* _WHAT IS ASKED_:
Repeat the material below exactly, line for line.

------ DATA ROWS ------

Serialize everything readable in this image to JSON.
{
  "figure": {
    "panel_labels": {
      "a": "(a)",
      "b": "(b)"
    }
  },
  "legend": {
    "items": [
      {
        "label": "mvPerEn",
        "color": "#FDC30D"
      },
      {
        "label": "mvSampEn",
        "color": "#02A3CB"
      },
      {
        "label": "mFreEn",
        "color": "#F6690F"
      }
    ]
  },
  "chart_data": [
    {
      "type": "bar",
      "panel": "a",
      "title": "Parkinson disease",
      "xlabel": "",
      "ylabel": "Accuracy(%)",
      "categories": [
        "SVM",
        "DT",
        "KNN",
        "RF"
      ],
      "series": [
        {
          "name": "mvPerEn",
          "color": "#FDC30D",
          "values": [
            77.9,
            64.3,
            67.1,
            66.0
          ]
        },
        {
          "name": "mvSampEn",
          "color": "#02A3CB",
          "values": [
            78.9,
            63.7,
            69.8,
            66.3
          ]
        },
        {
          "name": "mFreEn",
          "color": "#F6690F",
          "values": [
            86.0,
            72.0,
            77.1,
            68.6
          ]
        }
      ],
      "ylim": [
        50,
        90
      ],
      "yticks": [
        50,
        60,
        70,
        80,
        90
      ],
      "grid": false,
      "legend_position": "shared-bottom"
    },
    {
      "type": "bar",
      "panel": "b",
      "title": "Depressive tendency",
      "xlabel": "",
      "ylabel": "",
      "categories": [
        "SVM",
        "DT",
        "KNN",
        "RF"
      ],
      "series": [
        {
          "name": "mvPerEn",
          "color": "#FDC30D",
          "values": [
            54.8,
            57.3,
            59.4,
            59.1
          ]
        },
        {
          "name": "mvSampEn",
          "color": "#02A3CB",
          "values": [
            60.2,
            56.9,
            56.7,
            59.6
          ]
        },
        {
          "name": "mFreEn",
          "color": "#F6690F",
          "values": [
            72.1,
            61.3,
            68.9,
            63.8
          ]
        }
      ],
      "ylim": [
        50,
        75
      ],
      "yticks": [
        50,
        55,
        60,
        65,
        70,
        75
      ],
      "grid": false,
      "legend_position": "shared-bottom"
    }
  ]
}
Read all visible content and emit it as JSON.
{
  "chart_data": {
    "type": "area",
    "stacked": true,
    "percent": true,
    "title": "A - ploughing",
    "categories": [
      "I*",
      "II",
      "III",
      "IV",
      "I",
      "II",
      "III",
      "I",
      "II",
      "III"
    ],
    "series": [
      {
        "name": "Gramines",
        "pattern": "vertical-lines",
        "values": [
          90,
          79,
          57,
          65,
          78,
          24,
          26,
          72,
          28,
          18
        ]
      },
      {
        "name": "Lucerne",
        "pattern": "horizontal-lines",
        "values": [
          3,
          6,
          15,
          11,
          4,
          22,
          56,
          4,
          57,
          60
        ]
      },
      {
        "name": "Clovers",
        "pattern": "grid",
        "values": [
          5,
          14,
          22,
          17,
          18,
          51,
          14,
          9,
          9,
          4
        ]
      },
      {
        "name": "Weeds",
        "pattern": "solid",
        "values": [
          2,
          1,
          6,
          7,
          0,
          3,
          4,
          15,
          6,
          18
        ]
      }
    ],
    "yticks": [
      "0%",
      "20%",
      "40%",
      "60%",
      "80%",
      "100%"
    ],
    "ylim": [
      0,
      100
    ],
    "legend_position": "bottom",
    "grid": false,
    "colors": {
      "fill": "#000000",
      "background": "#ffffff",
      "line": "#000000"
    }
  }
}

------

* _FINAL ANSWER_:
Serialize everything readable in this image to JSON.
{
  "figure": {
    "panel_labels": {
      "a": "(a)",
      "b": "(b)"
    }
  },
  "legend": {
    "items": [
      {
        "label": "mvPerEn",
        "color": "#FDC30D"
      },
      {
        "label": "mvSampEn",
        "color": "#02A3CB"
      },
      {
        "label": "mFreEn",
        "color": "#F6690F"
      }
    ]
  },
  "chart_data": [
    {
      "type": "bar",
      "panel": "a",
      "title": "Parkinson disease",
      "xlabel": "",
      "ylabel": "Accuracy(%)",
      "categories": [
        "SVM",
        "DT",
        "KNN",
        "RF"
      ],
      "series": [
        {
          "name": "mvPerEn",
          "color": "#FDC30D",
          "values": [
            77.9,
            64.3,
            67.1,
            66.0
          ]
        },
        {
          "name": "mvSampEn",
          "color": "#02A3CB",
          "values": [
            78.9,
            63.7,
            69.8,
            66.3
          ]
        },
        {
          "name": "mFreEn",
          "color": "#F6690F",
          "values": [
            86.0,
            72.0,
            77.1,
            68.6
          ]
        }
      ],
      "ylim": [
        50,
        90
      ],
      "yticks": [
        50,
        60,
        70,
        80,
        90
      ],
      "grid": false,
      "legend_position": "shared-bottom"
    },
    {
      "type": "bar",
      "panel": "b",
      "title": "Depressive tendency",
      "xlabel": "",
      "ylabel": "",
      "categories": [
        "SVM",
        "DT",
        "KNN",
        "RF"
      ],
      "series": [
        {
          "name": "mvPerEn",
          "color": "#FDC30D",
          "values": [
            54.8,
            57.3,
            59.4,
            59.1
          ]
        },
        {
          "name": "mvSampEn",
          "color": "#02A3CB",
          "values": [
            60.2,
            56.9,
            56.7,
            59.6
          ]
        },
        {
          "name": "mFreEn",
          "color": "#F6690F",
          "values": [
            72.1,
            61.3,
            68.9,
            63.8
          ]
        }
      ],
      "ylim": [
        50,
        75
      ],
      "yticks": [
        50,
        55,
        60,
        65,
        70,
        75
      ],
      "grid": false,
      "legend_position": "shared-bottom"
    }
  ]
}
Read all visible content and emit it as JSON.
{
  "chart_data": {
    "type": "area",
    "stacked": true,
    "percent": true,
    "title": "A - ploughing",
    "categories": [
      "I*",
      "II",
      "III",
      "IV",
      "I",
      "II",
      "III",
      "I",
      "II",
      "III"
    ],
    "series": [
      {
        "name": "Gramines",
        "pattern": "vertical-lines",
        "values": [
          90,
          79,
          57,
          65,
          78,
          24,
          26,
          72,
          28,
          18
        ]
      },
      {
        "name": "Lucerne",
        "pattern": "horizontal-lines",
        "values": [
          3,
          6,
          15,
          11,
          4,
          22,
          56,
          4,
          57,
          60
        ]
      },
      {
        "name": "Clovers",
        "pattern": "grid",
        "values": [
          5,
          14,
          22,
          17,
          18,
          51,
          14,
          9,
          9,
          4
        ]
      },
      {
        "name": "Weeds",
        "pattern": "solid",
        "values": [
          2,
          1,
          6,
          7,
          0,
          3,
          4,
          15,
          6,
          18
        ]
      }
    ],
    "yticks": [
      "0%",
      "20%",
      "40%",
      "60%",
      "80%",
      "100%"
    ],
    "ylim": [
      0,
      100
    ],
    "legend_position": "bottom",
    "grid": false,
    "colors": {
      "fill": "#000000",
      "background": "#ffffff",
      "line": "#000000"
    }
  }
}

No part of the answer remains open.